*What you should do:* Check each line of the records below and collect those that include the word "BITSTAMP".

══════

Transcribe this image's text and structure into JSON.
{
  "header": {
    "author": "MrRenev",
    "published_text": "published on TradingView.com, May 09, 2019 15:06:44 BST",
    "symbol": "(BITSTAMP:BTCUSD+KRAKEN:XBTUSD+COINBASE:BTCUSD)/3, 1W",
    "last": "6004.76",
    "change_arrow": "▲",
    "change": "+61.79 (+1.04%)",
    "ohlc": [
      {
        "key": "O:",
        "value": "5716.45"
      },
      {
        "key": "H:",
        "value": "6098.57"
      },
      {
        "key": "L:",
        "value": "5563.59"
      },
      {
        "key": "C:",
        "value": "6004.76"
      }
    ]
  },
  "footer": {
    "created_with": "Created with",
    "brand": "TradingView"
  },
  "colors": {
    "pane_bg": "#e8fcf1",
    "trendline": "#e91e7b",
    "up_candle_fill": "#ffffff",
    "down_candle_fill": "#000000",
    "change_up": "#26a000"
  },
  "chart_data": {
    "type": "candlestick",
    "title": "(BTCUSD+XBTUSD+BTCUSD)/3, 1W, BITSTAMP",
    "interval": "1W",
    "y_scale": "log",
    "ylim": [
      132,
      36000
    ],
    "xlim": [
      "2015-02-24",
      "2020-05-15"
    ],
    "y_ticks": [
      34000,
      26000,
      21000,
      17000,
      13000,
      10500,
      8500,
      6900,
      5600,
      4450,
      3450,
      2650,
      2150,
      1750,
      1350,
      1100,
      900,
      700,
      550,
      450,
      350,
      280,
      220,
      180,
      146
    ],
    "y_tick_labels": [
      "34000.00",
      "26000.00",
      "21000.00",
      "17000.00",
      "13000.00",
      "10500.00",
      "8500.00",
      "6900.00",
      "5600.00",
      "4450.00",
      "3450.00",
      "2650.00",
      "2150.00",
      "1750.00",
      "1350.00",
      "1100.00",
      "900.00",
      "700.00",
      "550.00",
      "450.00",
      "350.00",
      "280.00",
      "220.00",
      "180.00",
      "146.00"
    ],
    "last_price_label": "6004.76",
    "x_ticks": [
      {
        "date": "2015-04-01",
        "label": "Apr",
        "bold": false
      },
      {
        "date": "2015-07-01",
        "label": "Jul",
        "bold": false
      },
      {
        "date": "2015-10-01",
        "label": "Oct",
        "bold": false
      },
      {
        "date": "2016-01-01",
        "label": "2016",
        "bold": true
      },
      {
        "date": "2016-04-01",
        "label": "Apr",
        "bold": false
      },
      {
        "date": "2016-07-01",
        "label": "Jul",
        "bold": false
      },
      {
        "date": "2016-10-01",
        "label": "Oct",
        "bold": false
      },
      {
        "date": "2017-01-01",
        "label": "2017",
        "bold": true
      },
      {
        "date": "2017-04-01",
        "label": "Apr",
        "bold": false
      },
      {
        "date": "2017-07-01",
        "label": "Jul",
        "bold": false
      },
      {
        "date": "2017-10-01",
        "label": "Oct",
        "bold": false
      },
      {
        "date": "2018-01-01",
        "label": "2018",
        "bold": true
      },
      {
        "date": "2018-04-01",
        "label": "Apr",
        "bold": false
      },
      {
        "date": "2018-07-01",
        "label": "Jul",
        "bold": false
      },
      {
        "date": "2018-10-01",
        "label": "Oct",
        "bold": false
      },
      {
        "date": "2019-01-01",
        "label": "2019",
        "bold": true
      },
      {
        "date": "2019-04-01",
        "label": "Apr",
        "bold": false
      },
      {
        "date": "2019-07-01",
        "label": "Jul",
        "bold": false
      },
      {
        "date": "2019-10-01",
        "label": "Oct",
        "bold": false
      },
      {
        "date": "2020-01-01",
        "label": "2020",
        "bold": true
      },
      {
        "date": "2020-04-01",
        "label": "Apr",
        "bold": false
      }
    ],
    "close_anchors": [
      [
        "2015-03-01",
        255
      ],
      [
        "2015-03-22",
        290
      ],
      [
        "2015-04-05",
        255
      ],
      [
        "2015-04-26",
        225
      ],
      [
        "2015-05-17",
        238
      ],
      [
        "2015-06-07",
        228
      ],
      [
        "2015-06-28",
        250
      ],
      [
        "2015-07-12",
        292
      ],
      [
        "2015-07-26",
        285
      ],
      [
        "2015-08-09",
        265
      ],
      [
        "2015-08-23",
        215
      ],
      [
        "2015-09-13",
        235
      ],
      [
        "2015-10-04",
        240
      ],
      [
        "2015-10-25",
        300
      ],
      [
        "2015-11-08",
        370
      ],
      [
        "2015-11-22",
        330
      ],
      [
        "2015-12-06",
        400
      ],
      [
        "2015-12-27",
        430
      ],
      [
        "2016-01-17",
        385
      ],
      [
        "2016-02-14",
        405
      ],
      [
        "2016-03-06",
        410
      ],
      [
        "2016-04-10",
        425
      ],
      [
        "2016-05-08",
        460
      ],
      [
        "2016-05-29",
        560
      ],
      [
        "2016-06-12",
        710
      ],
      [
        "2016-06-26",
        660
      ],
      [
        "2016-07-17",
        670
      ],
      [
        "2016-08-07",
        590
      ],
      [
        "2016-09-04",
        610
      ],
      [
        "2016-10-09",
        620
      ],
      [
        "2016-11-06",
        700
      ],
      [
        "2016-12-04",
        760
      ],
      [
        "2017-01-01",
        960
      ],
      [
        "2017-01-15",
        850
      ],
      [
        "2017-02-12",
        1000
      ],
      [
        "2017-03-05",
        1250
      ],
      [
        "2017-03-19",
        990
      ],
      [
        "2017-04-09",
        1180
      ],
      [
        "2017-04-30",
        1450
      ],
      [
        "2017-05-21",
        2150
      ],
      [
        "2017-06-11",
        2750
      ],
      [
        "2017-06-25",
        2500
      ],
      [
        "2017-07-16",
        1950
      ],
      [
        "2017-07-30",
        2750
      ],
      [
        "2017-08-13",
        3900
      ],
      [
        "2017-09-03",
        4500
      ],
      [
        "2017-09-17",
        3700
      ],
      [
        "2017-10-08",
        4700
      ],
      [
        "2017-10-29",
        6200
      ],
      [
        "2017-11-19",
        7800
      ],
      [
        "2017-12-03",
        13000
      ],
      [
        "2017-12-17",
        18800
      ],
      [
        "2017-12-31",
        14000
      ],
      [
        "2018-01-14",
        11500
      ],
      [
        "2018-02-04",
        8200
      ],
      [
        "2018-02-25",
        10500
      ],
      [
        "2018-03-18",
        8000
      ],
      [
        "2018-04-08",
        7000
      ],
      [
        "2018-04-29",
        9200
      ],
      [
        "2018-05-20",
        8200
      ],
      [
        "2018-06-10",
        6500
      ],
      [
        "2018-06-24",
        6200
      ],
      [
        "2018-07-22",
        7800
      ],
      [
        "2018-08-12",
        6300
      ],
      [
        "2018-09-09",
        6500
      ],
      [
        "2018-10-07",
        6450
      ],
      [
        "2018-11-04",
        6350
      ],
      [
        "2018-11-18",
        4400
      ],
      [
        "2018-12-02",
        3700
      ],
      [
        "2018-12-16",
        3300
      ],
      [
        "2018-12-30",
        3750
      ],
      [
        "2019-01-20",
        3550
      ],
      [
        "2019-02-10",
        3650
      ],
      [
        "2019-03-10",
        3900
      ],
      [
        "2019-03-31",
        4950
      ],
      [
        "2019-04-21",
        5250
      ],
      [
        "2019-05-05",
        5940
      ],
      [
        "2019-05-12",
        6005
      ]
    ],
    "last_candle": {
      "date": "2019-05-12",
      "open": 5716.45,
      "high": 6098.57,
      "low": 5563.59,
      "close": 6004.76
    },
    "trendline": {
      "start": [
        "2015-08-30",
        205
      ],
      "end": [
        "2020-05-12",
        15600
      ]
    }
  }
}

══════

*Answer in full:*
    "symbol": "(BITSTAMP:BTCUSD+KRAKEN:XBTUSD+COINBASE:BTCUSD)/3, 1W",
    "title": "(BTCUSD+XBTUSD+BTCUSD)/3, 1W, BITSTAMP",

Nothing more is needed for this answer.